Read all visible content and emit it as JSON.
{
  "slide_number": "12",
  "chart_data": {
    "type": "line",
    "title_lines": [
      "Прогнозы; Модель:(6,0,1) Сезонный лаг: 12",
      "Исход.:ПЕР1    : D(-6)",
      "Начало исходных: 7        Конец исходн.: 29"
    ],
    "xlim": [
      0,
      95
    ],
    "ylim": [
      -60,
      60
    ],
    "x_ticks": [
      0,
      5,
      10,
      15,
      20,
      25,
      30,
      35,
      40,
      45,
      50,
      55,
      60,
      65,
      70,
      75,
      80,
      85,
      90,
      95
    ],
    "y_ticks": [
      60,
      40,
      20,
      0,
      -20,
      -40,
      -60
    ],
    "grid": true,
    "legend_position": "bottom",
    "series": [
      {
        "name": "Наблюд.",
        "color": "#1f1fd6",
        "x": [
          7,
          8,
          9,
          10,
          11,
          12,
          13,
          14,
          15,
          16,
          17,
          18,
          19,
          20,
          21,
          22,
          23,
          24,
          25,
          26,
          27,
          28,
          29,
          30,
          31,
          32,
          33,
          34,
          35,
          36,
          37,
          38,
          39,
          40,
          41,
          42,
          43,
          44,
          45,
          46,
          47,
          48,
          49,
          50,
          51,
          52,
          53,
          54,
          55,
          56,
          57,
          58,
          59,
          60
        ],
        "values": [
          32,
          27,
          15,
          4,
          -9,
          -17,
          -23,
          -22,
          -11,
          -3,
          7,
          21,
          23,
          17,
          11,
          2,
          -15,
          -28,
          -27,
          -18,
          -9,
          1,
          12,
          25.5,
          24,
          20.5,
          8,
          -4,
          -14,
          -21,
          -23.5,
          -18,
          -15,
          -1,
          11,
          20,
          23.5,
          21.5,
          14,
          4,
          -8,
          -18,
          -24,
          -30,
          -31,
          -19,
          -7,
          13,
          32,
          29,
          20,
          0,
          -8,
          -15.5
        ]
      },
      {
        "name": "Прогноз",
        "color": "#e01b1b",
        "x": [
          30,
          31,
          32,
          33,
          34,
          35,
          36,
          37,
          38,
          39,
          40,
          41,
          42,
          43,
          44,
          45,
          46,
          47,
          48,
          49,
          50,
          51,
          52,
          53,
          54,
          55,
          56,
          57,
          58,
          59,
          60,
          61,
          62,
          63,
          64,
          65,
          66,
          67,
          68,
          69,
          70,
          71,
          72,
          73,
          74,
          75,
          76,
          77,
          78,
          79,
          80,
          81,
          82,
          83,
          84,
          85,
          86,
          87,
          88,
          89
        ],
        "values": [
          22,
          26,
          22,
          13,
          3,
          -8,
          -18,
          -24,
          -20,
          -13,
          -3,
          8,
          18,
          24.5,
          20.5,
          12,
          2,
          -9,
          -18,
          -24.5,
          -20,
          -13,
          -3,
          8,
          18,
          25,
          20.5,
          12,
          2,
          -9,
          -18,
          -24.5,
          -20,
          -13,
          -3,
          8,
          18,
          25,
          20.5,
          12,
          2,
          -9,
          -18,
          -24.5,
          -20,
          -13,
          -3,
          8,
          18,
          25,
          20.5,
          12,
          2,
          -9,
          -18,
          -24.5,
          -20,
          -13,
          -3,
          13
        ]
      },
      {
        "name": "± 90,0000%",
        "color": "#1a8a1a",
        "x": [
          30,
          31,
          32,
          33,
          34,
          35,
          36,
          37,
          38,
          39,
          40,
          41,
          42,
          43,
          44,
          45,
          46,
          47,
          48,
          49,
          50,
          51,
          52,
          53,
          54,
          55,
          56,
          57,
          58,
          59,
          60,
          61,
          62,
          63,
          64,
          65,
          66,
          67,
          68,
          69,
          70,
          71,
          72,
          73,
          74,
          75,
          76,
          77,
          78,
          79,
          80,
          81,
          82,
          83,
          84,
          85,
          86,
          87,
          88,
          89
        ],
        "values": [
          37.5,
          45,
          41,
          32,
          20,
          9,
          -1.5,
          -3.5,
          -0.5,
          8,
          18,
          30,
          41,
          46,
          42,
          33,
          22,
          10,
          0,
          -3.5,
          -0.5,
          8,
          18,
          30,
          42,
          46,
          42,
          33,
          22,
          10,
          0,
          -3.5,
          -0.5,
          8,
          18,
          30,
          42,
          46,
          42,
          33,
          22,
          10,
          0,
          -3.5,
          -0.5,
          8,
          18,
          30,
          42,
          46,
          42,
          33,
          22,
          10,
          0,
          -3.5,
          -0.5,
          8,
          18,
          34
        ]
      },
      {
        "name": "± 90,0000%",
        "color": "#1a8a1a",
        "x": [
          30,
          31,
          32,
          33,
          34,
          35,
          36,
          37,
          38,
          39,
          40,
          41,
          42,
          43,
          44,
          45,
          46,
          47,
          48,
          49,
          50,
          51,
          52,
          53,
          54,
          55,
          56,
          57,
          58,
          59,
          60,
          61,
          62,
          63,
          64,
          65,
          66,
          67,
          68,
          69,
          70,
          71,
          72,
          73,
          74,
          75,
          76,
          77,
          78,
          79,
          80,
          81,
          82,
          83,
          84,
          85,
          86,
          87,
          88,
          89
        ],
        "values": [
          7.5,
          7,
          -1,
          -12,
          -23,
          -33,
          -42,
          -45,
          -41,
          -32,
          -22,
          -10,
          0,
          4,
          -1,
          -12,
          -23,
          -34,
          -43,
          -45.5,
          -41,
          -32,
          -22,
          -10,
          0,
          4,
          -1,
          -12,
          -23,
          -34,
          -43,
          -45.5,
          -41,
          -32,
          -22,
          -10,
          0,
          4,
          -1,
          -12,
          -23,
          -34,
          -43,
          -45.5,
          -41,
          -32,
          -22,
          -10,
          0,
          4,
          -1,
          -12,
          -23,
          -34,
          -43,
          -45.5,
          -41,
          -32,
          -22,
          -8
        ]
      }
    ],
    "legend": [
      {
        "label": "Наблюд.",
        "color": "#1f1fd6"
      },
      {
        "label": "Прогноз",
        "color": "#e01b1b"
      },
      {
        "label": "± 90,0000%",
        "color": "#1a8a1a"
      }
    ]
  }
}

++++++++++++++++++++

**AIM OF THE EXERCISE:**
Among the lines of the listing, how many hold the string "color"? Respond with only the number.

**RESULT OF THE TASK:**
7